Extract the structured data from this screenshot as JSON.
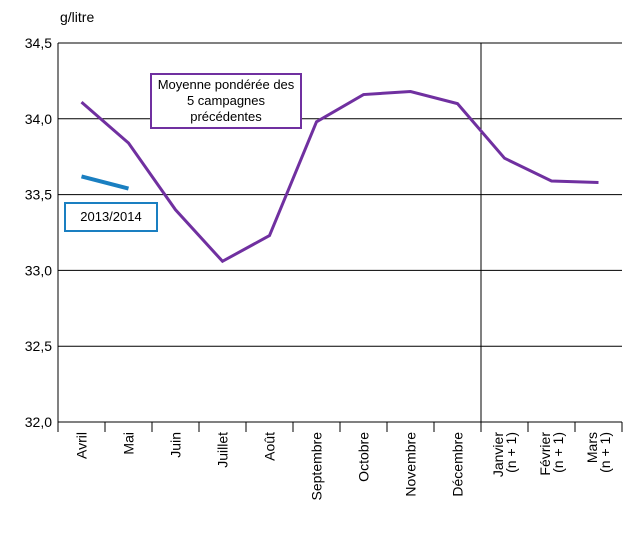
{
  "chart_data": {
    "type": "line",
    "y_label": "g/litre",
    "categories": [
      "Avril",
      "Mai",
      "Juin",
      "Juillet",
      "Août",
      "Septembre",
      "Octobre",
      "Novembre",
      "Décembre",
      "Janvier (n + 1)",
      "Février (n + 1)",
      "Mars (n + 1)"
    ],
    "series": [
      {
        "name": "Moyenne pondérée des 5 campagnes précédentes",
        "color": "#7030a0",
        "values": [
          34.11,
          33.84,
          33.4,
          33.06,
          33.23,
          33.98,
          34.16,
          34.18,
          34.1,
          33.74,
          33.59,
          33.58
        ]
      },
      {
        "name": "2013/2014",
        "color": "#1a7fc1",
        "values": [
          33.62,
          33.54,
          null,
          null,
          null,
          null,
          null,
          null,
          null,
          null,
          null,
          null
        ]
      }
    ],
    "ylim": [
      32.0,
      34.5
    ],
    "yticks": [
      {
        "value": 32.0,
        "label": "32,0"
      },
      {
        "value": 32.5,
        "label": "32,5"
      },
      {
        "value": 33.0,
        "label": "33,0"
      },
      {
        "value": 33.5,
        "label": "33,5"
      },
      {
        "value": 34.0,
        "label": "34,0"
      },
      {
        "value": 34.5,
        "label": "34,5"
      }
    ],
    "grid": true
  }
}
########
**Task prompt**
Pictures in the records above are left out; print everything else exactly as written.

**Output for this task**
Extract the structured data from this screenshot as JSON.
{
  "chart_data": {
    "type": "line",
    "y_label": "g/litre",
    "categories": [
      "Avril",
      "Mai",
      "Juin",
      "Juillet",
      "Août",
      "Septembre",
      "Octobre",
      "Novembre",
      "Décembre",
      "Janvier (n + 1)",
      "Février (n + 1)",
      "Mars (n + 1)"
    ],
    "series": [
      {
        "name": "Moyenne pondérée des 5 campagnes précédentes",
        "color": "#7030a0",
        "values": [
          34.11,
          33.84,
          33.4,
          33.06,
          33.23,
          33.98,
          34.16,
          34.18,
          34.1,
          33.74,
          33.59,
          33.58
        ]
      },
      {
        "name": "2013/2014",
        "color": "#1a7fc1",
        "values": [
          33.62,
          33.54,
          null,
          null,
          null,
          null,
          null,
          null,
          null,
          null,
          null,
          null
        ]
      }
    ],
    "ylim": [
      32.0,
      34.5
    ],
    "yticks": [
      {
        "value": 32.0,
        "label": "32,0"
      },
      {
        "value": 32.5,
        "label": "32,5"
      },
      {
        "value": 33.0,
        "label": "33,0"
      },
      {
        "value": 33.5,
        "label": "33,5"
      },
      {
        "value": 34.0,
        "label": "34,0"
      },
      {
        "value": 34.5,
        "label": "34,5"
      }
    ],
    "grid": true
  }
}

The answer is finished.